── Data in this exercise ──

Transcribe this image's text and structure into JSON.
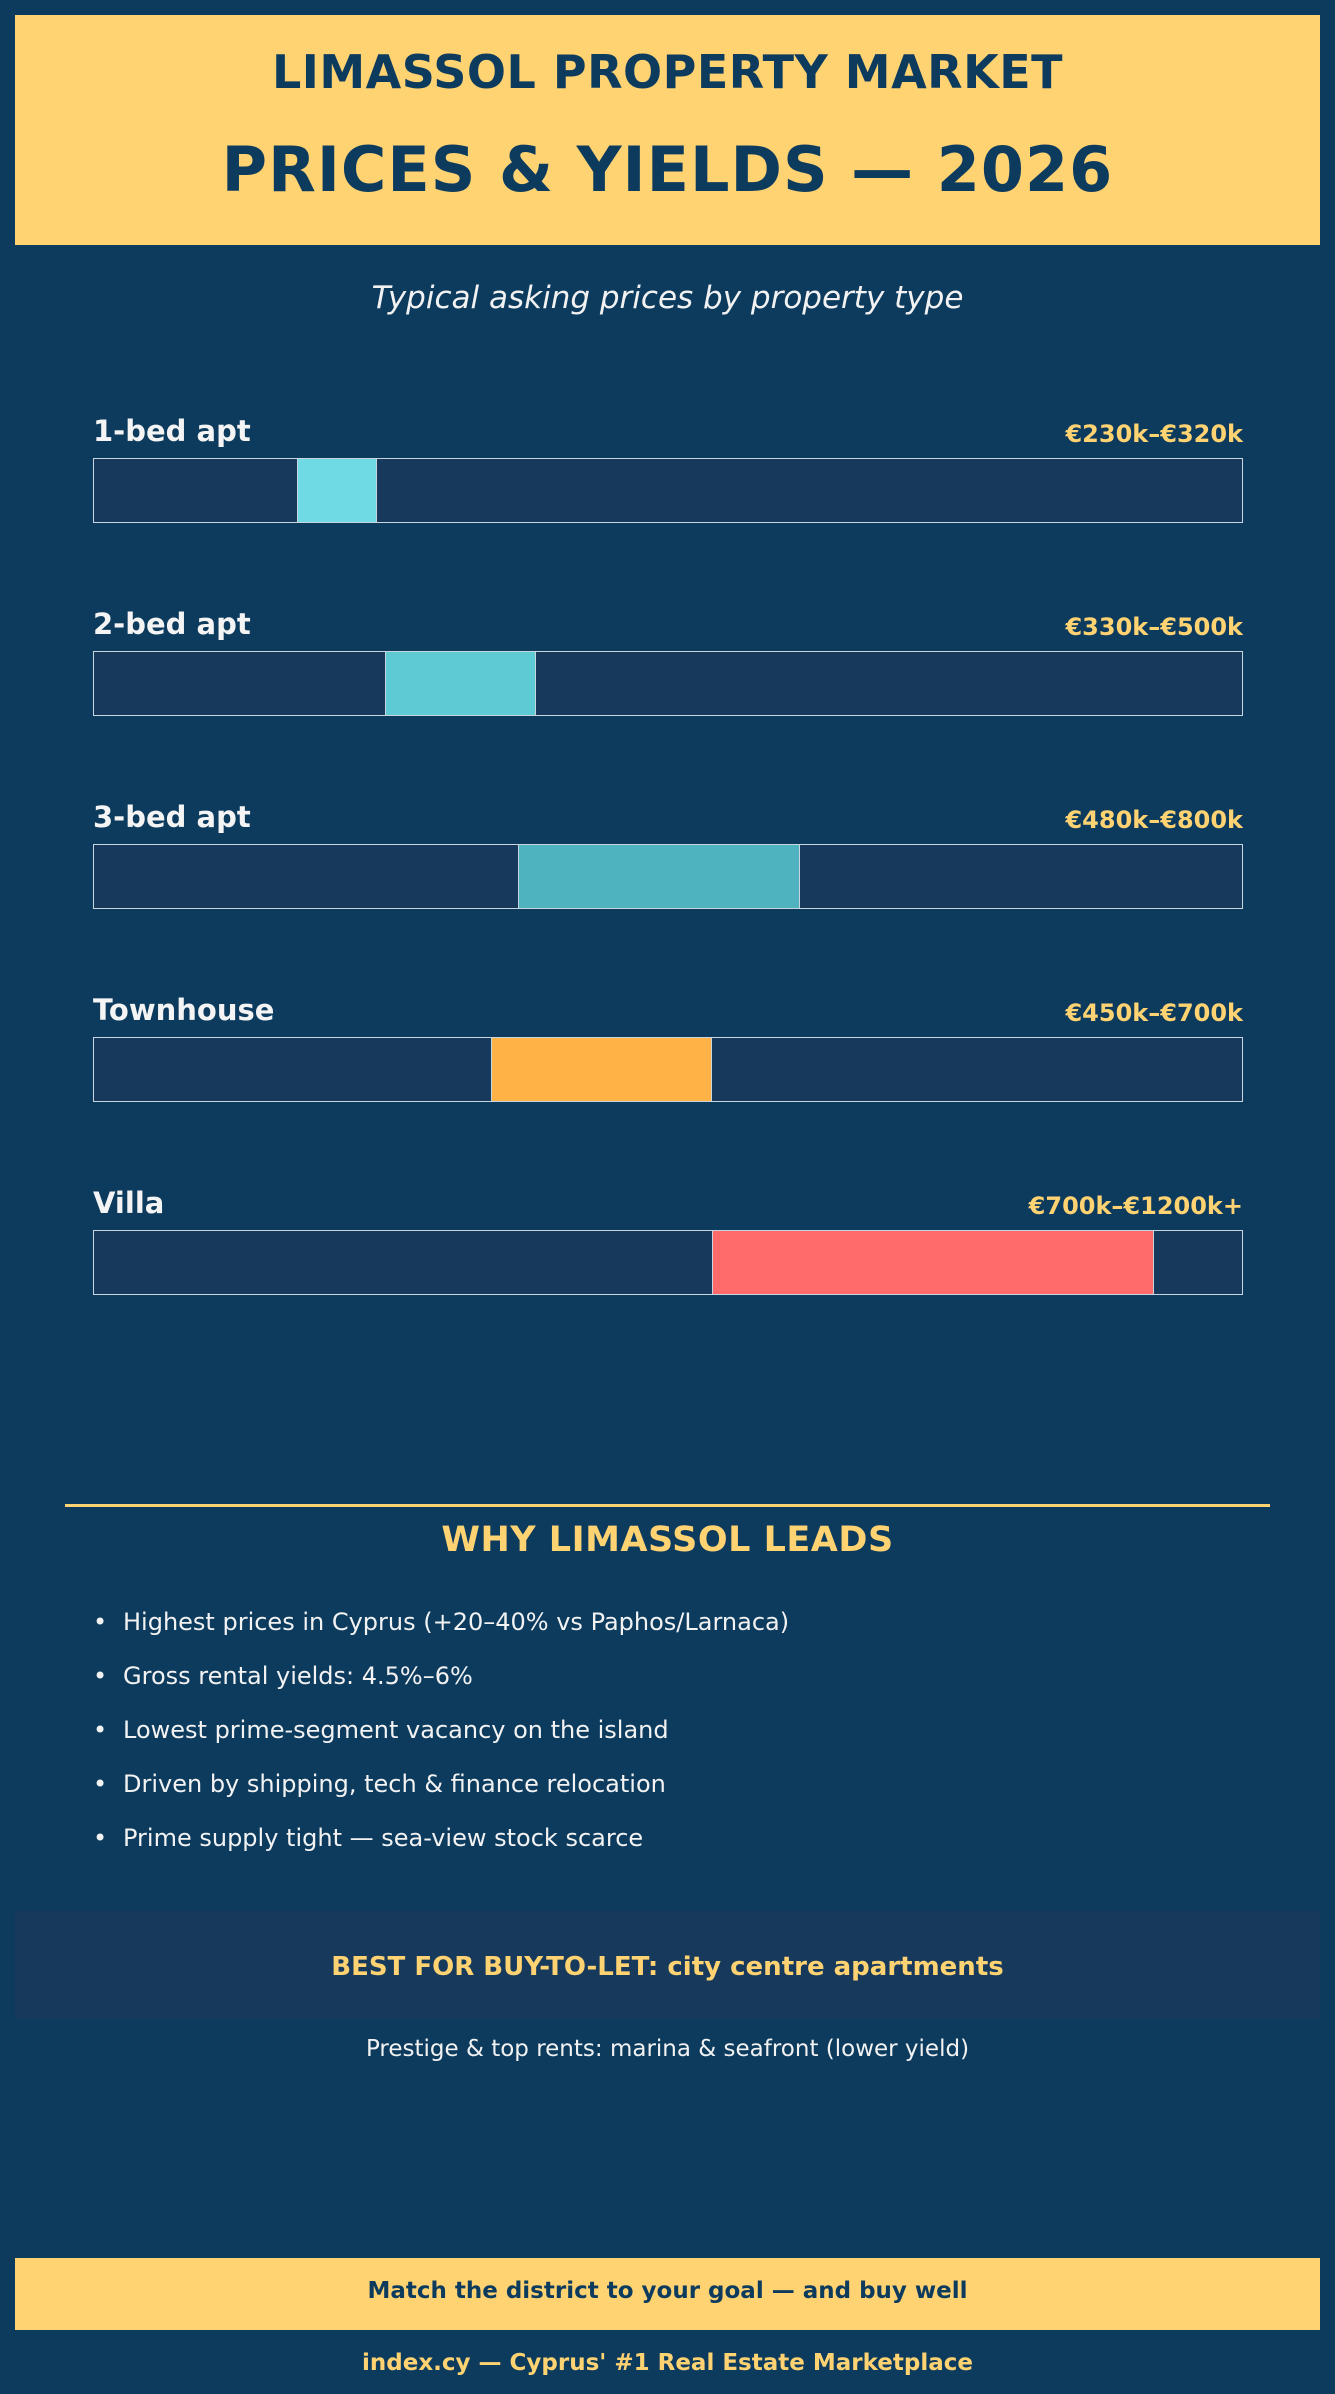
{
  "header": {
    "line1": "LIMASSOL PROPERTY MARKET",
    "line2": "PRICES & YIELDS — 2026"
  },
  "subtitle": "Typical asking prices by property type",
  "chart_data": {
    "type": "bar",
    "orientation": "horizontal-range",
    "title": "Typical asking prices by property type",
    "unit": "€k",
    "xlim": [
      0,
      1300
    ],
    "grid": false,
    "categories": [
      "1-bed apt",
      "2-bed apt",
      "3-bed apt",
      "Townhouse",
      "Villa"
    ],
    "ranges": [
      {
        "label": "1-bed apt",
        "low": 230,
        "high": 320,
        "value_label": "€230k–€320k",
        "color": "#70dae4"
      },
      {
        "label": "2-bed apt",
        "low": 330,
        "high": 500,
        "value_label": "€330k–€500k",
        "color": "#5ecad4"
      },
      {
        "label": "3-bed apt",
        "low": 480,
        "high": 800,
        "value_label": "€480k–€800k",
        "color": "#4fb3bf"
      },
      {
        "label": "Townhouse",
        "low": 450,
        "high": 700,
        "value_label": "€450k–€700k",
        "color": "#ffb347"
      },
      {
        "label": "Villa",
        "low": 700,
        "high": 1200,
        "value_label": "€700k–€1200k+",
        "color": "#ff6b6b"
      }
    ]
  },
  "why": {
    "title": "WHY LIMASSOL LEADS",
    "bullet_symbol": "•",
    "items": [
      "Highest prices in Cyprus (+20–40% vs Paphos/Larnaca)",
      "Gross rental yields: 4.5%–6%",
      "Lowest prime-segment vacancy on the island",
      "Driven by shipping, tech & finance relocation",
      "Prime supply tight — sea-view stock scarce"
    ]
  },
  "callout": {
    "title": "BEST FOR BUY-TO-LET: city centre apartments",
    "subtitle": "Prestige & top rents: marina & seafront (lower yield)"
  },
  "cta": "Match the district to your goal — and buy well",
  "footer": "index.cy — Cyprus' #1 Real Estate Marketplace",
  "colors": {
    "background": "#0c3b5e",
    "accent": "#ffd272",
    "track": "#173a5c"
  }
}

───

> _What you should do_: Using the material above, copy every line in which the string "type" occurs.

> _Answer for the task_:
  "subtitle": "Typical asking prices by property type",
    "type": "bar",
    "title": "Typical asking prices by property type",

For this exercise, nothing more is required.